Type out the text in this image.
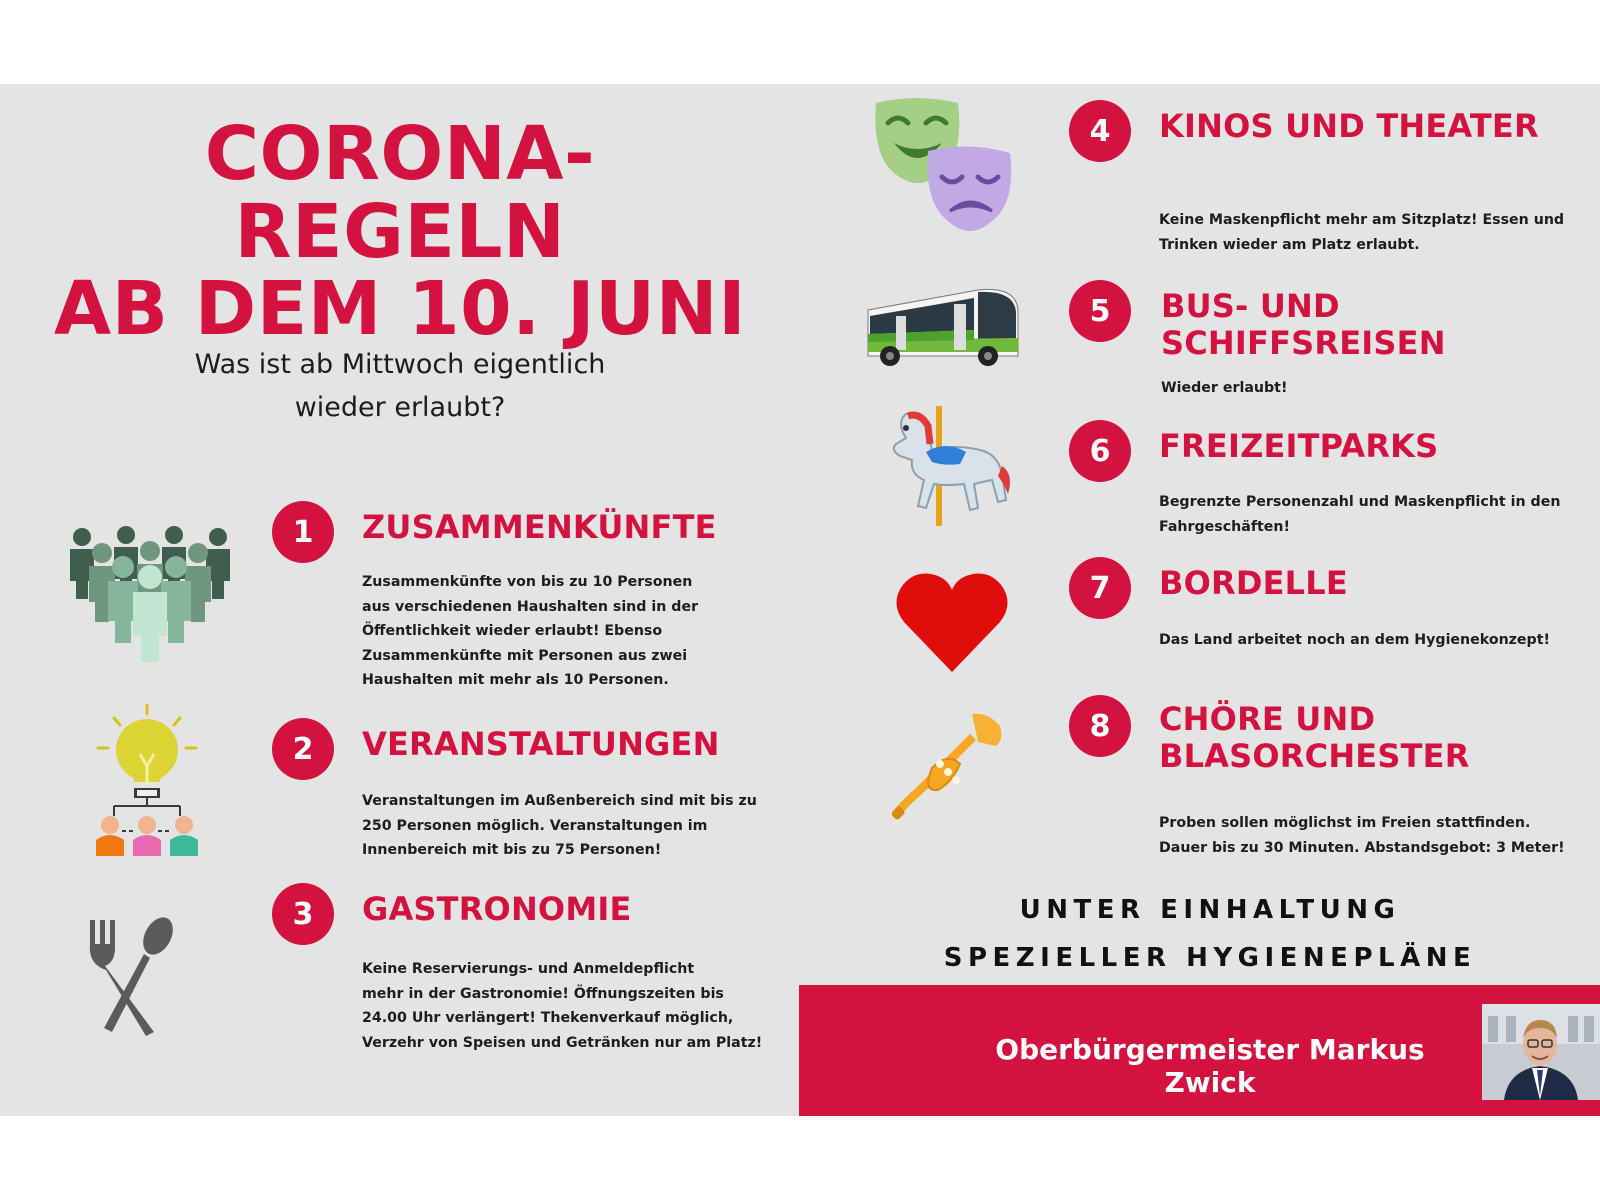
CORONA- REGELN
AB DEM 10. JUNI

Was ist ab Mittwoch eigentlich
wieder erlaubt?

1	ZUSAMMENKÜNFTE

Zusammenkünfte von bis zu 10 Personen
aus verschiedenen Haushalten sind in der
Öffentlichkeit wieder erlaubt! Ebenso
Zusammenkünfte mit Personen aus zwei
Haushalten mit mehr als 10 Personen.

2	VERANSTALTUNGEN

Veranstaltungen im Außenbereich sind mit bis zu
250 Personen möglich. Veranstaltungen im
Innenbereich mit bis zu 75 Personen!

3	GASTRONOMIE

Keine Reservierungs- und Anmeldepflicht
mehr in der Gastronomie! Öffnungszeiten bis
24.00 Uhr verlängert! Thekenverkauf möglich,
Verzehr von Speisen und Getränken nur am Platz!

4	KINOS UND THEATER

Keine Maskenpflicht mehr am Sitzplatz! Essen und
Trinken wieder am Platz erlaubt.

5	BUS- UND
SCHIFFSREISEN

Wieder erlaubt!

6	FREIZEITPARKS

Begrenzte Personenzahl und Maskenpflicht in den
Fahrgeschäften!

7	BORDELLE

Das Land arbeitet noch an dem Hygienekonzept!

8	CHÖRE UND
BLASORCHESTER

Proben sollen möglichst im Freien stattfinden.
Dauer bis zu 30 Minuten. Abstandsgebot: 3 Meter!

UNTER EINHALTUNG
SPEZIELLER HYGIENEPLÄNE

Oberbürgermeister Markus Zwick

=======

[WHAT THE EXERCISE ASKS] Lines containing the word "erlaubt" must all be returned from the material above.

[THE RESULT]
wieder erlaubt?
Öffentlichkeit wieder erlaubt! Ebenso
Trinken wieder am Platz erlaubt.
Wieder erlaubt!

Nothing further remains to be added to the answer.